[Stored data]
========================

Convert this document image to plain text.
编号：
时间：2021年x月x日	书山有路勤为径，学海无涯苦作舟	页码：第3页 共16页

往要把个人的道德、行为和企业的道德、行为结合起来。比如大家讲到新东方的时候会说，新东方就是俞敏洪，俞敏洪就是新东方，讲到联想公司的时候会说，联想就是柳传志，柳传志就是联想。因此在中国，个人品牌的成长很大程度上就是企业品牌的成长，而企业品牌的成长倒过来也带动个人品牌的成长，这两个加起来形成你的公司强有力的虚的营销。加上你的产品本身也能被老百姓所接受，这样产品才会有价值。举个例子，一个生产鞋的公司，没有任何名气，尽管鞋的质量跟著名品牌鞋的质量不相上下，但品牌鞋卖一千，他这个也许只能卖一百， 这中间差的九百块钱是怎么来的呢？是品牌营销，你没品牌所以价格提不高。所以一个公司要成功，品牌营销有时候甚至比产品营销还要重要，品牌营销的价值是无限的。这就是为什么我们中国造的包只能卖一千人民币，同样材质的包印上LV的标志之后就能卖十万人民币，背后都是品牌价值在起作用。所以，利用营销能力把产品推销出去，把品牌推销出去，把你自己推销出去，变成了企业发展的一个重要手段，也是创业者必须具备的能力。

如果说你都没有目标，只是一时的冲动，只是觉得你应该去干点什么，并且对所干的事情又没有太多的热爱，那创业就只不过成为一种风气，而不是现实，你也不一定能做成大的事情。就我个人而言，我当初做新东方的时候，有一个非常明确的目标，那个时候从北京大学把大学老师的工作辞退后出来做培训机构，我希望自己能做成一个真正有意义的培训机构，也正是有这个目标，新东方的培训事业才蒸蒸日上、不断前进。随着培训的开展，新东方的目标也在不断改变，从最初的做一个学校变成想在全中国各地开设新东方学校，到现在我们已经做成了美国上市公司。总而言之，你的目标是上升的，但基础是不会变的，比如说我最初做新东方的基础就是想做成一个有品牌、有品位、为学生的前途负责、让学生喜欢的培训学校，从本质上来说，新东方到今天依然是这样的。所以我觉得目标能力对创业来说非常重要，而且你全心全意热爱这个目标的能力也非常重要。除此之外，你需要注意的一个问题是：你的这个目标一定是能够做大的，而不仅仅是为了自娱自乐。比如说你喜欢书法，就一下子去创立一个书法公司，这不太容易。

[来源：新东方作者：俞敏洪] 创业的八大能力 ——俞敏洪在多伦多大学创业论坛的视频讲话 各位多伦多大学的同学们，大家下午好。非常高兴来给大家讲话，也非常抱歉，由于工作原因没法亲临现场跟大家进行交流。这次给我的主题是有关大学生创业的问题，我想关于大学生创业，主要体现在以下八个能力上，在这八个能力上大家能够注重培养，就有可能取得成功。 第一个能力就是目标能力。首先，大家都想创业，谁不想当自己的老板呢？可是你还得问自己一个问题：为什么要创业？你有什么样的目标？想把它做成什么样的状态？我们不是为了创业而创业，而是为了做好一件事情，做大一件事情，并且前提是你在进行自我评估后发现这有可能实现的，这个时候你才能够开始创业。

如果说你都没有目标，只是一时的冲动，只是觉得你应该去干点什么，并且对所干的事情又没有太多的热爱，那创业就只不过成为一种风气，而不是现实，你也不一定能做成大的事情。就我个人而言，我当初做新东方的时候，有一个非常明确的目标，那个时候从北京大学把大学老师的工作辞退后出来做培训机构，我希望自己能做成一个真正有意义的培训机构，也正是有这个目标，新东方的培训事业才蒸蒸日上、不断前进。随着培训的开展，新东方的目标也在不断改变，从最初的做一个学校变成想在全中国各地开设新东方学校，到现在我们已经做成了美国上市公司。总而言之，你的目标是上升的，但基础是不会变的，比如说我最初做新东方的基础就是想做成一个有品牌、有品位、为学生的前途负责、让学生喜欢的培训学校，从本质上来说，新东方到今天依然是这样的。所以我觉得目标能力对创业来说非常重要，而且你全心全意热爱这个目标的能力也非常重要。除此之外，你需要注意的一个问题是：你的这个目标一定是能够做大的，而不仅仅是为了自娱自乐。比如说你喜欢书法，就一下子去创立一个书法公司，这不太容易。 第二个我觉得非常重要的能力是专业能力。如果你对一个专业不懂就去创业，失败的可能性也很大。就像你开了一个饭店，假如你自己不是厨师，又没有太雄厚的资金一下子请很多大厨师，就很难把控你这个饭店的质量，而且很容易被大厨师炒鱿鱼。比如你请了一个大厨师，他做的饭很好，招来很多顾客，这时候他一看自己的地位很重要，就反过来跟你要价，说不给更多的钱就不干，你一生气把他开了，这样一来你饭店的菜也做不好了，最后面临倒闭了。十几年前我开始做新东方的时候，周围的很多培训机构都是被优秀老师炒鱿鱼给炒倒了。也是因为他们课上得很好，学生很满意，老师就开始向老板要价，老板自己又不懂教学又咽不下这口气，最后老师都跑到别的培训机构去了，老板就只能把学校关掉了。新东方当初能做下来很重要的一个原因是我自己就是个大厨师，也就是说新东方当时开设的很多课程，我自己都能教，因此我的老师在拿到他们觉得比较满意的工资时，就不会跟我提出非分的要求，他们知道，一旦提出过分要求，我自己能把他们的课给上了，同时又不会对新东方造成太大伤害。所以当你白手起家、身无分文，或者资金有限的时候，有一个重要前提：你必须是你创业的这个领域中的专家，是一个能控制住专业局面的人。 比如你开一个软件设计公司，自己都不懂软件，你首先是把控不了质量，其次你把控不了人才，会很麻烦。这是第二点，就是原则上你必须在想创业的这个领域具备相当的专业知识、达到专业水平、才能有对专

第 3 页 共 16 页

========================

- _Direction_: Using the listing above, reproduce each line without omission.

- _The solution_:
Convert this document image to plain text.
编号：
时间：2021年x月x日	书山有路勤为径，学海无涯苦作舟	页码：第3页 共16页

往要把个人的道德、行为和企业的道德、行为结合起来。比如大家讲到新东方的时候会说，新东方就是俞敏洪，俞敏洪就是新东方，讲到联想公司的时候会说，联想就是柳传志，柳传志就是联想。因此在中国，个人品牌的成长很大程度上就是企业品牌的成长，而企业品牌的成长倒过来也带动个人品牌的成长，这两个加起来形成你的公司强有力的虚的营销。加上你的产品本身也能被老百姓所接受，这样产品才会有价值。举个例子，一个生产鞋的公司，没有任何名气，尽管鞋的质量跟著名品牌鞋的质量不相上下，但品牌鞋卖一千，他这个也许只能卖一百， 这中间差的九百块钱是怎么来的呢？是品牌营销，你没品牌所以价格提不高。所以一个公司要成功，品牌营销有时候甚至比产品营销还要重要，品牌营销的价值是无限的。这就是为什么我们中国造的包只能卖一千人民币，同样材质的包印上LV的标志之后就能卖十万人民币，背后都是品牌价值在起作用。所以，利用营销能力把产品推销出去，把品牌推销出去，把你自己推销出去，变成了企业发展的一个重要手段，也是创业者必须具备的能力。

如果说你都没有目标，只是一时的冲动，只是觉得你应该去干点什么，并且对所干的事情又没有太多的热爱，那创业就只不过成为一种风气，而不是现实，你也不一定能做成大的事情。就我个人而言，我当初做新东方的时候，有一个非常明确的目标，那个时候从北京大学把大学老师的工作辞退后出来做培训机构，我希望自己能做成一个真正有意义的培训机构，也正是有这个目标，新东方的培训事业才蒸蒸日上、不断前进。随着培训的开展，新东方的目标也在不断改变，从最初的做一个学校变成想在全中国各地开设新东方学校，到现在我们已经做成了美国上市公司。总而言之，你的目标是上升的，但基础是不会变的，比如说我最初做新东方的基础就是想做成一个有品牌、有品位、为学生的前途负责、让学生喜欢的培训学校，从本质上来说，新东方到今天依然是这样的。所以我觉得目标能力对创业来说非常重要，而且你全心全意热爱这个目标的能力也非常重要。除此之外，你需要注意的一个问题是：你的这个目标一定是能够做大的，而不仅仅是为了自娱自乐。比如说你喜欢书法，就一下子去创立一个书法公司，这不太容易。

[来源：新东方作者：俞敏洪] 创业的八大能力 ——俞敏洪在多伦多大学创业论坛的视频讲话 各位多伦多大学的同学们，大家下午好。非常高兴来给大家讲话，也非常抱歉，由于工作原因没法亲临现场跟大家进行交流。这次给我的主题是有关大学生创业的问题，我想关于大学生创业，主要体现在以下八个能力上，在这八个能力上大家能够注重培养，就有可能取得成功。 第一个能力就是目标能力。首先，大家都想创业，谁不想当自己的老板呢？可是你还得问自己一个问题：为什么要创业？你有什么样的目标？想把它做成什么样的状态？我们不是为了创业而创业，而是为了做好一件事情，做大一件事情，并且前提是你在进行自我评估后发现这有可能实现的，这个时候你才能够开始创业。

如果说你都没有目标，只是一时的冲动，只是觉得你应该去干点什么，并且对所干的事情又没有太多的热爱，那创业就只不过成为一种风气，而不是现实，你也不一定能做成大的事情。就我个人而言，我当初做新东方的时候，有一个非常明确的目标，那个时候从北京大学把大学老师的工作辞退后出来做培训机构，我希望自己能做成一个真正有意义的培训机构，也正是有这个目标，新东方的培训事业才蒸蒸日上、不断前进。随着培训的开展，新东方的目标也在不断改变，从最初的做一个学校变成想在全中国各地开设新东方学校，到现在我们已经做成了美国上市公司。总而言之，你的目标是上升的，但基础是不会变的，比如说我最初做新东方的基础就是想做成一个有品牌、有品位、为学生的前途负责、让学生喜欢的培训学校，从本质上来说，新东方到今天依然是这样的。所以我觉得目标能力对创业来说非常重要，而且你全心全意热爱这个目标的能力也非常重要。除此之外，你需要注意的一个问题是：你的这个目标一定是能够做大的，而不仅仅是为了自娱自乐。比如说你喜欢书法，就一下子去创立一个书法公司，这不太容易。 第二个我觉得非常重要的能力是专业能力。如果你对一个专业不懂就去创业，失败的可能性也很大。就像你开了一个饭店，假如你自己不是厨师，又没有太雄厚的资金一下子请很多大厨师，就很难把控你这个饭店的质量，而且很容易被大厨师炒鱿鱼。比如你请了一个大厨师，他做的饭很好，招来很多顾客，这时候他一看自己的地位很重要，就反过来跟你要价，说不给更多的钱就不干，你一生气把他开了，这样一来你饭店的菜也做不好了，最后面临倒闭了。十几年前我开始做新东方的时候，周围的很多培训机构都是被优秀老师炒鱿鱼给炒倒了。也是因为他们课上得很好，学生很满意，老师就开始向老板要价，老板自己又不懂教学又咽不下这口气，最后老师都跑到别的培训机构去了，老板就只能把学校关掉了。新东方当初能做下来很重要的一个原因是我自己就是个大厨师，也就是说新东方当时开设的很多课程，我自己都能教，因此我的老师在拿到他们觉得比较满意的工资时，就不会跟我提出非分的要求，他们知道，一旦提出过分要求，我自己能把他们的课给上了，同时又不会对新东方造成太大伤害。所以当你白手起家、身无分文，或者资金有限的时候，有一个重要前提：你必须是你创业的这个领域中的专家，是一个能控制住专业局面的人。 比如你开一个软件设计公司，自己都不懂软件，你首先是把控不了质量，其次你把控不了人才，会很麻烦。这是第二点，就是原则上你必须在想创业的这个领域具备相当的专业知识、达到专业水平、才能有对专

第 3 页 共 16 页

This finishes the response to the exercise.